Within the listing below, locate all lines containing the word "Movement". Copy each one.

● **Provided entries**
- - -
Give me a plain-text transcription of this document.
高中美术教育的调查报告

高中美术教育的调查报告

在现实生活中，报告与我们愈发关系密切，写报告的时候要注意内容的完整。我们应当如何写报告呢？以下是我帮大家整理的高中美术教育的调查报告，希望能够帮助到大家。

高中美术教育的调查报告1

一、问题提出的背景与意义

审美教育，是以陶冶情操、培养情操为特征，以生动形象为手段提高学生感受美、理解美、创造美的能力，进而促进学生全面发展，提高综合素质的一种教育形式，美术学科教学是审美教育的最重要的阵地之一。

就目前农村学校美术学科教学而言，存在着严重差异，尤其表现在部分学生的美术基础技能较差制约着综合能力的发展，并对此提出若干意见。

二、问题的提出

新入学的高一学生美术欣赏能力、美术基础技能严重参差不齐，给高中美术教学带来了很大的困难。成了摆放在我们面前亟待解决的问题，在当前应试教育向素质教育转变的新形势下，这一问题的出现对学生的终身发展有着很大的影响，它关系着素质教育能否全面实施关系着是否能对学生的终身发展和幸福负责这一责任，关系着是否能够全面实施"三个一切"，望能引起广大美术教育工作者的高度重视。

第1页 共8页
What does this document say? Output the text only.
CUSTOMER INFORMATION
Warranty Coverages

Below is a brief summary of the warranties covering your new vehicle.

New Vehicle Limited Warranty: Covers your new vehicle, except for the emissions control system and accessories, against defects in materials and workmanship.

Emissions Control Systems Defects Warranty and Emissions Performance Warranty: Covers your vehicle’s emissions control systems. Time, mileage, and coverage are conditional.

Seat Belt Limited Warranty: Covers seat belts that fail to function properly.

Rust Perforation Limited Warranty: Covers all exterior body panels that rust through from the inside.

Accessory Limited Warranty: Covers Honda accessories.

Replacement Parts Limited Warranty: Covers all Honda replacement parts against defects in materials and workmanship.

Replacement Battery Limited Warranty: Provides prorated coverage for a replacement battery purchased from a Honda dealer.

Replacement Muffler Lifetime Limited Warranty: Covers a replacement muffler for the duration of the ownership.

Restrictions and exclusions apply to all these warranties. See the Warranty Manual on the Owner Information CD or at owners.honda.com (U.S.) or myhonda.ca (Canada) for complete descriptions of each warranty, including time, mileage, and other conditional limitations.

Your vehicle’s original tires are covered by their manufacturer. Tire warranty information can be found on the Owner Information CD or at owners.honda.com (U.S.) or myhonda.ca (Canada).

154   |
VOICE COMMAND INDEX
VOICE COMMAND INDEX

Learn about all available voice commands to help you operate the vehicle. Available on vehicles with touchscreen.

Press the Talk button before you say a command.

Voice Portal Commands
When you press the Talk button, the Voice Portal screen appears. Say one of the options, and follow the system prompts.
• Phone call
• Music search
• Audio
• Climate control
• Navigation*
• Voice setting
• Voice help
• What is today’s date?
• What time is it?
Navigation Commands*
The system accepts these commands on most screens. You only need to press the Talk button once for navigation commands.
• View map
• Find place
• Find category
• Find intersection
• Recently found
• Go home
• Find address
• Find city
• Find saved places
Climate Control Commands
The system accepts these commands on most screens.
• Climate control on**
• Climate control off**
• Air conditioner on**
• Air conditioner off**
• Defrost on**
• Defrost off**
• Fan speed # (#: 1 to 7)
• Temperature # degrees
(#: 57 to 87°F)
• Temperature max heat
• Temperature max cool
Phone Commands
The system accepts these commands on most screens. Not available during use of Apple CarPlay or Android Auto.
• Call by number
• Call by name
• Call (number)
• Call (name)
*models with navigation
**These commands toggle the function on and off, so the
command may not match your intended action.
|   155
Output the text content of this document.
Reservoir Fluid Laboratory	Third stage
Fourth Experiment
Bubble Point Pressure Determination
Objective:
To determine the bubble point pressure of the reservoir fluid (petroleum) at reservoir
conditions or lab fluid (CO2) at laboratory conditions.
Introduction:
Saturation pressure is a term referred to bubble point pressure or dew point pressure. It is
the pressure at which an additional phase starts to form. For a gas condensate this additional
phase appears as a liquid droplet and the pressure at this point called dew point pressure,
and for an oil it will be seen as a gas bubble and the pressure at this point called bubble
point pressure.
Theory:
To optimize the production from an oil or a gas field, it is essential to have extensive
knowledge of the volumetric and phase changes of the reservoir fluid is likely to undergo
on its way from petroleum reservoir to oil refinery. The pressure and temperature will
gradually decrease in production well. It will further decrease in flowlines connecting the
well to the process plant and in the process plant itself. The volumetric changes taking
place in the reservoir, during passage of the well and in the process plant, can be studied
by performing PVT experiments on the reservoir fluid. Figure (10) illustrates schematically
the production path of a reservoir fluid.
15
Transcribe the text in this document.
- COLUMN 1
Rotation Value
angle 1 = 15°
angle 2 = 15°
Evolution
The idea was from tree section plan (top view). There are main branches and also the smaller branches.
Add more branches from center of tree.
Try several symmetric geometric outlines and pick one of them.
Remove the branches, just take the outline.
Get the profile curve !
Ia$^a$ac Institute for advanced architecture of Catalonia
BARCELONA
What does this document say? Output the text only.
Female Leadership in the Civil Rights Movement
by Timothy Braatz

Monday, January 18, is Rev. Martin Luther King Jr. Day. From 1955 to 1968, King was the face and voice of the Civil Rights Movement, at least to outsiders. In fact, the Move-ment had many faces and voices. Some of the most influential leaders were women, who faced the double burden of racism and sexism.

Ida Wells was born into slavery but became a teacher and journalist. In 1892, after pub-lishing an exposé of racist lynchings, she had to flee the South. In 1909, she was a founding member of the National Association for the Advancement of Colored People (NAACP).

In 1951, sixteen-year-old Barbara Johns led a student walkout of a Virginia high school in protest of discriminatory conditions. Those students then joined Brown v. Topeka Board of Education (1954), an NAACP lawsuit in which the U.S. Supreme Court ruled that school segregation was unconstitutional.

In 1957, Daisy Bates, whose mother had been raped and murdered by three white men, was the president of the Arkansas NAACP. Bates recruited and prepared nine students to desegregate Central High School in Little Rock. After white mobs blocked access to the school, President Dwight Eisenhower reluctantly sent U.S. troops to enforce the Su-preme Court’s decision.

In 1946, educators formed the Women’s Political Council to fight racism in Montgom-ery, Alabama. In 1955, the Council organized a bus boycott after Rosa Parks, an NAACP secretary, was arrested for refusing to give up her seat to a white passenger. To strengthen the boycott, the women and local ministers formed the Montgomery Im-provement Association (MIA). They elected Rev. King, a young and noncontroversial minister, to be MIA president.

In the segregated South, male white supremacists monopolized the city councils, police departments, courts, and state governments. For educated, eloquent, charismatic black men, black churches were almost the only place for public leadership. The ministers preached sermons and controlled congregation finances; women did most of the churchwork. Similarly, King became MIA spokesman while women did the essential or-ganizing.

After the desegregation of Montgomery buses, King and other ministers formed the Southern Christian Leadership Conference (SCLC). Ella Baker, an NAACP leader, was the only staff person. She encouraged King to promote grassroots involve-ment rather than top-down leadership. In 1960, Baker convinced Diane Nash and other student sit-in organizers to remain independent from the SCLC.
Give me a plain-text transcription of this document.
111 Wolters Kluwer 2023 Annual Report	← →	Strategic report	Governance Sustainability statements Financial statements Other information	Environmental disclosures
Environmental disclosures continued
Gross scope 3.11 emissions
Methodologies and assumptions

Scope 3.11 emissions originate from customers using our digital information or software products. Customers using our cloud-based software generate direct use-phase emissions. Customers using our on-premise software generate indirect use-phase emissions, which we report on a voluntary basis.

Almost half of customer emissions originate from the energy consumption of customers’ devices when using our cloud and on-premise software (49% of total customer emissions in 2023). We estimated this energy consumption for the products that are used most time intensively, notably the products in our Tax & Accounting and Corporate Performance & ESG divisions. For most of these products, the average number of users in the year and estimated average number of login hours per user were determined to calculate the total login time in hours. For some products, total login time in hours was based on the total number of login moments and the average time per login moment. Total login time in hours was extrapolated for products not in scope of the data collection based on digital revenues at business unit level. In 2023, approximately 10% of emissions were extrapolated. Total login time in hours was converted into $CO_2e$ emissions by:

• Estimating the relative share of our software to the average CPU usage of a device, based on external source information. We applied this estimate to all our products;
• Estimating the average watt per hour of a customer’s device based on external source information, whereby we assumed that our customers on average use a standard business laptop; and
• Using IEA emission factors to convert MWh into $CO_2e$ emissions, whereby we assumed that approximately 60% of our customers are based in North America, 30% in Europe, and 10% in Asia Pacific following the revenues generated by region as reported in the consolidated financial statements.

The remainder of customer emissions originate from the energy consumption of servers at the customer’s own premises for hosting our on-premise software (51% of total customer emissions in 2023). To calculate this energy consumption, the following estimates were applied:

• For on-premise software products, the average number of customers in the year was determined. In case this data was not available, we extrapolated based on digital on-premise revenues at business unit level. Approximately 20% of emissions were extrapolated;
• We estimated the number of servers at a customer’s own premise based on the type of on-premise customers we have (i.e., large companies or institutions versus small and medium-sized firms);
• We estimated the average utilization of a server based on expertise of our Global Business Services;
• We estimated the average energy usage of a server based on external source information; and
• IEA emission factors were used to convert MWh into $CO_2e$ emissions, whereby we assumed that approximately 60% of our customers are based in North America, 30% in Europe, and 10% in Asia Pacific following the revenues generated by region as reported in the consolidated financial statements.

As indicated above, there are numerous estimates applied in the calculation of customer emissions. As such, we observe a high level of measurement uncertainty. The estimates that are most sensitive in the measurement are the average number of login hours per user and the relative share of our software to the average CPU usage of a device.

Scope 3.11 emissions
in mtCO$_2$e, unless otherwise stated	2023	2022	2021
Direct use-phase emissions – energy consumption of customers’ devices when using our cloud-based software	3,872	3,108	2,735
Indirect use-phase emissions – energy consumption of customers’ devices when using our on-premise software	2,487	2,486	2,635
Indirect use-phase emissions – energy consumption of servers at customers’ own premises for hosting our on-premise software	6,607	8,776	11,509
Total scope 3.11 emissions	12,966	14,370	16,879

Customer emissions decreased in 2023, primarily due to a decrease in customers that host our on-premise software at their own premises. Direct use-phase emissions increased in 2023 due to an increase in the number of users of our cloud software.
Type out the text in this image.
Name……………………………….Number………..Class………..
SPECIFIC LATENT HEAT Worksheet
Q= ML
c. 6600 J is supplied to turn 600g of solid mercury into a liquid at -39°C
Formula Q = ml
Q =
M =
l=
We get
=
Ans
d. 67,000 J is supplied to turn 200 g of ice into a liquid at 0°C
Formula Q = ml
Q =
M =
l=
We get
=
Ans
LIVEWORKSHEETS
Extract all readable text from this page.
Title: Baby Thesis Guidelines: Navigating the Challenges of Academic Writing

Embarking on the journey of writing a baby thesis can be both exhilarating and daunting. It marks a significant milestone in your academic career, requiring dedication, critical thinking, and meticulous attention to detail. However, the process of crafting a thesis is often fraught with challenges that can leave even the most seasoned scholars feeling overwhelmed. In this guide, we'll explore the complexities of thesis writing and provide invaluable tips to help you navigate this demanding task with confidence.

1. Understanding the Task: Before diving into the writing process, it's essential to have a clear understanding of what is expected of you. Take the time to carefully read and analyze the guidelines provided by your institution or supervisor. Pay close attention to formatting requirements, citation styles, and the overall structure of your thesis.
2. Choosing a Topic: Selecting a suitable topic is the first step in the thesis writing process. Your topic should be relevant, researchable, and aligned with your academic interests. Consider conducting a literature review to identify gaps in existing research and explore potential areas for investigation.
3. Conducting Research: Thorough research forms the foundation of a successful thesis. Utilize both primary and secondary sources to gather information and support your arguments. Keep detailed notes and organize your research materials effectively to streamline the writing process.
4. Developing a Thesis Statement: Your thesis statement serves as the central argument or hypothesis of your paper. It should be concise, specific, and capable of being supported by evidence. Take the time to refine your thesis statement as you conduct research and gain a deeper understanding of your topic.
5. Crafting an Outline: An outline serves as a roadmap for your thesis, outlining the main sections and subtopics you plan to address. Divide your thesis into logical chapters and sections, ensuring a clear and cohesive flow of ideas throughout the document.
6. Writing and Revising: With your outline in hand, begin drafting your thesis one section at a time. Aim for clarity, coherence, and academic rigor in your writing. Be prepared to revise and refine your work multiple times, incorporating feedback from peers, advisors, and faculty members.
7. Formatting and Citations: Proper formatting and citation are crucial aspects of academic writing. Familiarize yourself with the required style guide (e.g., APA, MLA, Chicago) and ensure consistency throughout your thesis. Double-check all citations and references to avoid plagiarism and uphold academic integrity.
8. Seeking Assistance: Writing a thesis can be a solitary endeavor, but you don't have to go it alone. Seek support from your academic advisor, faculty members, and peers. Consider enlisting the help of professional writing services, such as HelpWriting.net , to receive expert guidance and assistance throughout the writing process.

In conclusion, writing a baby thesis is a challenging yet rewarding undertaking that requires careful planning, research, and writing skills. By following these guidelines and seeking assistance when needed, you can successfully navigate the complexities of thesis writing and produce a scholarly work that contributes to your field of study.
- - -
● **Response to the exercise**
Female Leadership in the Civil Rights Movement
Monday, January 18, is Rev. Martin Luther King Jr. Day. From 1955 to 1968, King was the face and voice of the Civil Rights Movement, at least to outsiders. In fact, the Move-ment had many faces and voices. Some of the most influential leaders were women, who faced the double burden of racism and sexism.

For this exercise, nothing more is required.